(Stored items)
[start]

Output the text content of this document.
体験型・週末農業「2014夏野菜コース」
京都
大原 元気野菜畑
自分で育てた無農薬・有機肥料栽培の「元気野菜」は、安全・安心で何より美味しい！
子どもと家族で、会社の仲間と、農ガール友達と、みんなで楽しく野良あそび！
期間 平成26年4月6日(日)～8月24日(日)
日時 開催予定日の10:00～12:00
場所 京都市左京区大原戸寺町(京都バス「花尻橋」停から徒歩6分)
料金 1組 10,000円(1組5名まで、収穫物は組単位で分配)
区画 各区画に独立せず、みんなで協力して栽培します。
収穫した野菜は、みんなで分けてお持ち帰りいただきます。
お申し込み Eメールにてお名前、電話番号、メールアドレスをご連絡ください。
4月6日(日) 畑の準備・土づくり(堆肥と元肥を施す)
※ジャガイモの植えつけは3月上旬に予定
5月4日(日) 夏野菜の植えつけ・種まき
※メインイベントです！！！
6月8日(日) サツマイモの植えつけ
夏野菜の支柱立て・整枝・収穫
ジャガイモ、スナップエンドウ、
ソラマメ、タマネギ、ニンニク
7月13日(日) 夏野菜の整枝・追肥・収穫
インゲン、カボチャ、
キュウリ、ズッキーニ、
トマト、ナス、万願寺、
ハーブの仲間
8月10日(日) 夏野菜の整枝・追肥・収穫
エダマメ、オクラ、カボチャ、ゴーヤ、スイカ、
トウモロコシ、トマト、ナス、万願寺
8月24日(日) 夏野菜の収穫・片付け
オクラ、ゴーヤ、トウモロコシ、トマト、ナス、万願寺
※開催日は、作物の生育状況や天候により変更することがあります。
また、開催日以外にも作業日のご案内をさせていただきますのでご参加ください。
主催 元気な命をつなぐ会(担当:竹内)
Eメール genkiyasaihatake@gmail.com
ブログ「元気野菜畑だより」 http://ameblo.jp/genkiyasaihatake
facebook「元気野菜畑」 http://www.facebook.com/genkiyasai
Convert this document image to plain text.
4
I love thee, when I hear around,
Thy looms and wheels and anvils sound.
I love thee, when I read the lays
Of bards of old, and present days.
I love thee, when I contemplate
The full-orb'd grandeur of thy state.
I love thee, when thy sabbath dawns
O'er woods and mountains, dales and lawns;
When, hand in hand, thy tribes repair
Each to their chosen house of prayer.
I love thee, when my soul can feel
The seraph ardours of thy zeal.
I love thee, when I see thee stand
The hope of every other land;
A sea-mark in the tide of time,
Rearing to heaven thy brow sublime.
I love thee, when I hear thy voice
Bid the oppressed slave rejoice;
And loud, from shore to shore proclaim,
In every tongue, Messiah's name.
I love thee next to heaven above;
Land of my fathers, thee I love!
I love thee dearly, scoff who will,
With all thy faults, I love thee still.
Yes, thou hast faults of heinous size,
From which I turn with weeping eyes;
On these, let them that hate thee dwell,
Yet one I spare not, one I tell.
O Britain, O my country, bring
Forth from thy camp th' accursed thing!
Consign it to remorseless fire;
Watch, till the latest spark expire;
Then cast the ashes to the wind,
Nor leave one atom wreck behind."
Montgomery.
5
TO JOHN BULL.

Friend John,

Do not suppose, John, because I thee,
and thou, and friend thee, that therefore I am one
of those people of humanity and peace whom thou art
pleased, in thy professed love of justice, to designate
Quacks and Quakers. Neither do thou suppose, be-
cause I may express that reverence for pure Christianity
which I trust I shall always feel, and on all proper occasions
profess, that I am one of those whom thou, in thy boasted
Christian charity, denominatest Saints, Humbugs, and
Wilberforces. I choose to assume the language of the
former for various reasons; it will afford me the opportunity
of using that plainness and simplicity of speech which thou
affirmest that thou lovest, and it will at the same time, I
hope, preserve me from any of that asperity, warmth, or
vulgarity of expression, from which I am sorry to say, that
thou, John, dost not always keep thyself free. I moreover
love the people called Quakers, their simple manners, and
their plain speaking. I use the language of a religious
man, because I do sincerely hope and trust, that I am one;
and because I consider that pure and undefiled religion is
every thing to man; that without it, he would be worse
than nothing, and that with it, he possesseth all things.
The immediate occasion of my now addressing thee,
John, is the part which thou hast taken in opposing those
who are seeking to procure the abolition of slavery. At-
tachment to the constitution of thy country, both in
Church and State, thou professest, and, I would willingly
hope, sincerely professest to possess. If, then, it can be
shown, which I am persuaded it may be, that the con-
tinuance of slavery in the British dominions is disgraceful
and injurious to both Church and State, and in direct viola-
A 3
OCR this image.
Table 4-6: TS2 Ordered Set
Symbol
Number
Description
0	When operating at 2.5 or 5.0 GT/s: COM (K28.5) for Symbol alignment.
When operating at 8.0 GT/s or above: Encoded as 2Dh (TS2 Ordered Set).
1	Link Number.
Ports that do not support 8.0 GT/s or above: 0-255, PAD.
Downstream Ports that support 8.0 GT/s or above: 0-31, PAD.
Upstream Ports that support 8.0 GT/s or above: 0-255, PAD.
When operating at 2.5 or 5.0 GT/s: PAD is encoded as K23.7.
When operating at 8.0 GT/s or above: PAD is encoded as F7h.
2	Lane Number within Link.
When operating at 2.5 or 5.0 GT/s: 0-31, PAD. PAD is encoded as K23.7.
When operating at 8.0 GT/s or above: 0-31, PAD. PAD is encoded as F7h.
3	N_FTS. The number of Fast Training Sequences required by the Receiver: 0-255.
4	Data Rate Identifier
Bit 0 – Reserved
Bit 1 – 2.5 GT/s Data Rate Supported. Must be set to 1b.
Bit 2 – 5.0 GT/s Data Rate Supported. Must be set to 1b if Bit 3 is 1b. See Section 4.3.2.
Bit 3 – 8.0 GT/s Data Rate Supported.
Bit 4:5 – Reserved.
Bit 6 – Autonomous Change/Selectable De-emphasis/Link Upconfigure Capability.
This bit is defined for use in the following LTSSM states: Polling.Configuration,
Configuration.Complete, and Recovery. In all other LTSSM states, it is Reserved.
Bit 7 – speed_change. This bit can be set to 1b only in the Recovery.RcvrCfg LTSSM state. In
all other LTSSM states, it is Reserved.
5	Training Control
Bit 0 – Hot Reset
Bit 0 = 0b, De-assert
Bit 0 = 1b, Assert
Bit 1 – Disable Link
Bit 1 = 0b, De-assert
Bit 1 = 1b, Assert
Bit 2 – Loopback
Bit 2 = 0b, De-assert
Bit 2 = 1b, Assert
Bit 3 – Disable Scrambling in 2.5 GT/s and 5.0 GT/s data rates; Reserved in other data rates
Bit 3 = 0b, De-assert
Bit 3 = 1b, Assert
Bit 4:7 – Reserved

[end]

DIRECTIVE: Isolate the lines that hold the word "sincerely" and copy all of them.

OUTPUT:
man, because I do sincerely hope and trust, that I am one;
hope, sincerely professest to possess. If, then, it can be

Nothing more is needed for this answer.